■ SHORT PROBLEM: Copy out the data exactly, leaving the pictures behind.

■ TASK INPUT:
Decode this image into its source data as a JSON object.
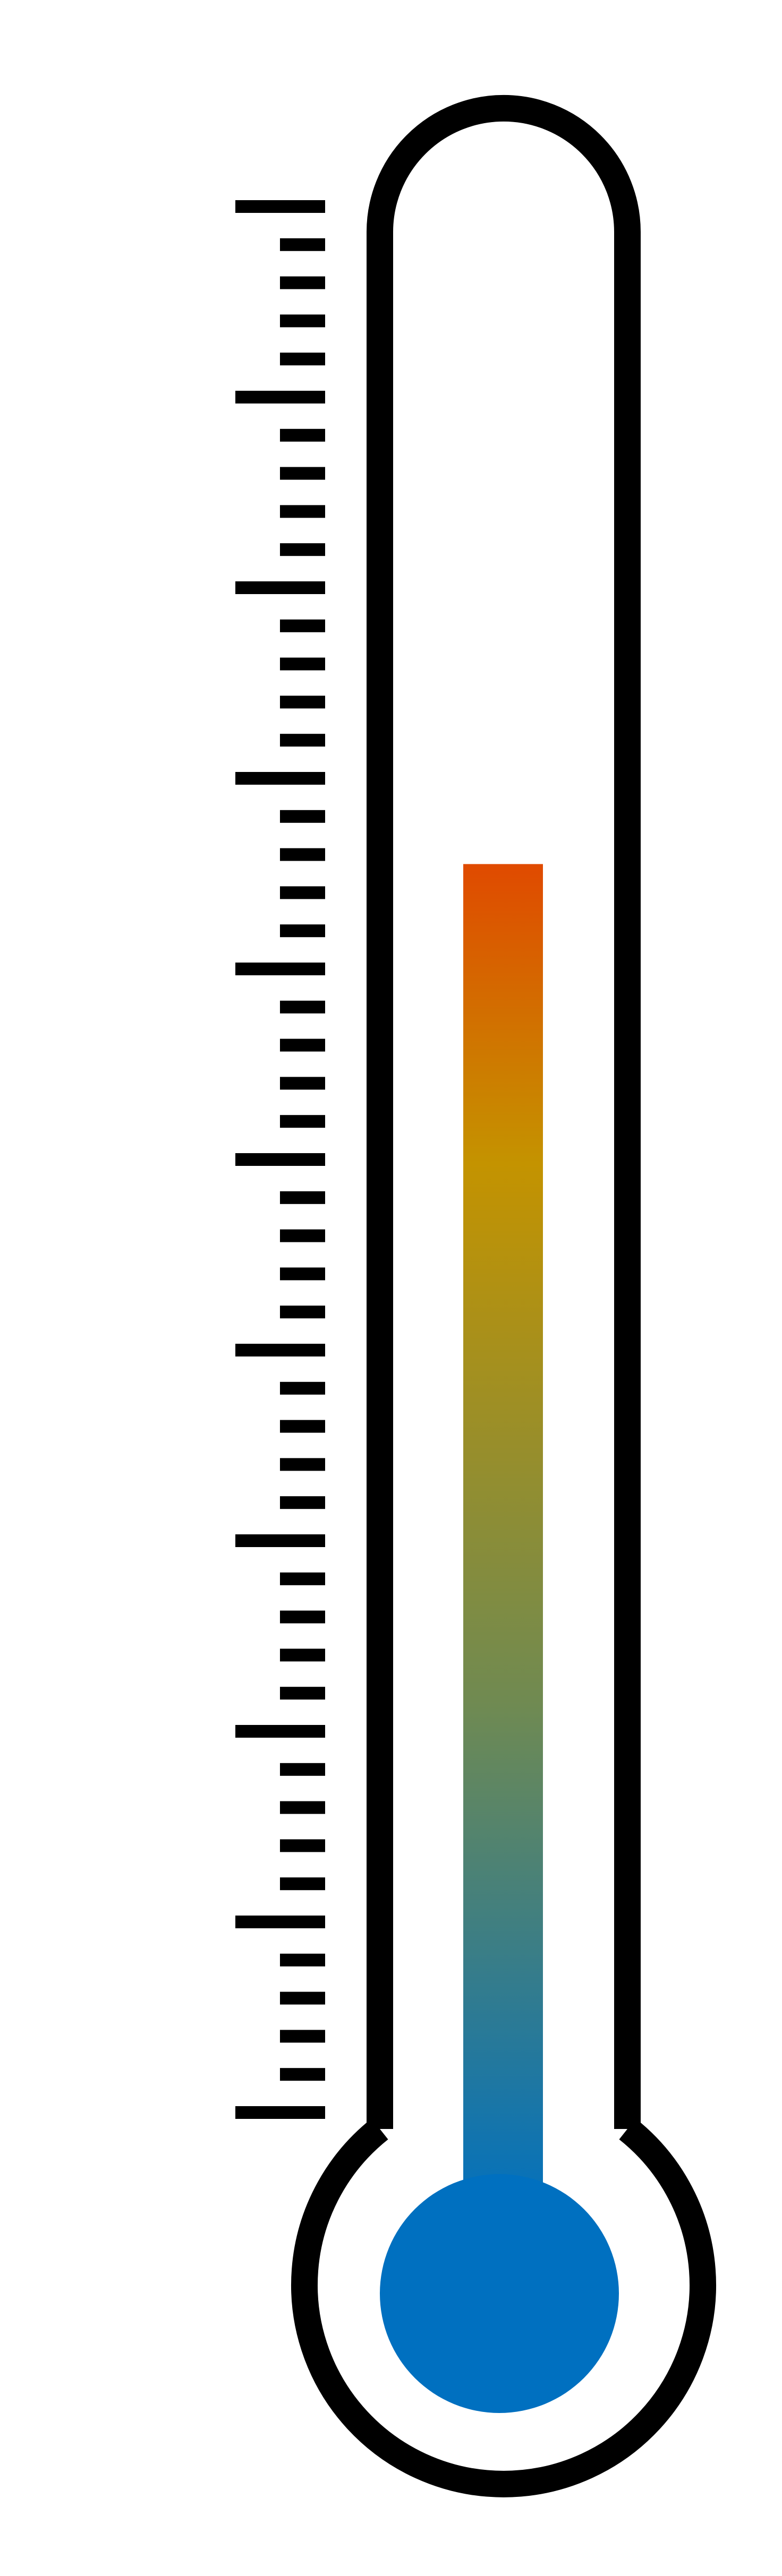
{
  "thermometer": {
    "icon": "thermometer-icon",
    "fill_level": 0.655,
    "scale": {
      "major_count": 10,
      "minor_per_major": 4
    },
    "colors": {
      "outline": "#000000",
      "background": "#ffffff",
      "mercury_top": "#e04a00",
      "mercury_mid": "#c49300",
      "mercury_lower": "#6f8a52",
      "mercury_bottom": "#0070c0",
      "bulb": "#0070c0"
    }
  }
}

■ RESPONSE FOR THIS EXERCISE:
Decode this image into its source data as a JSON object.
{
  "thermometer": {
    "icon": "thermometer-icon",
    "fill_level": 0.655,
    "scale": {
      "major_count": 10,
      "minor_per_major": 4
    },
    "colors": {
      "outline": "#000000",
      "background": "#ffffff",
      "mercury_top": "#e04a00",
      "mercury_mid": "#c49300",
      "mercury_lower": "#6f8a52",
      "mercury_bottom": "#0070c0",
      "bulb": "#0070c0"
    }
  }
}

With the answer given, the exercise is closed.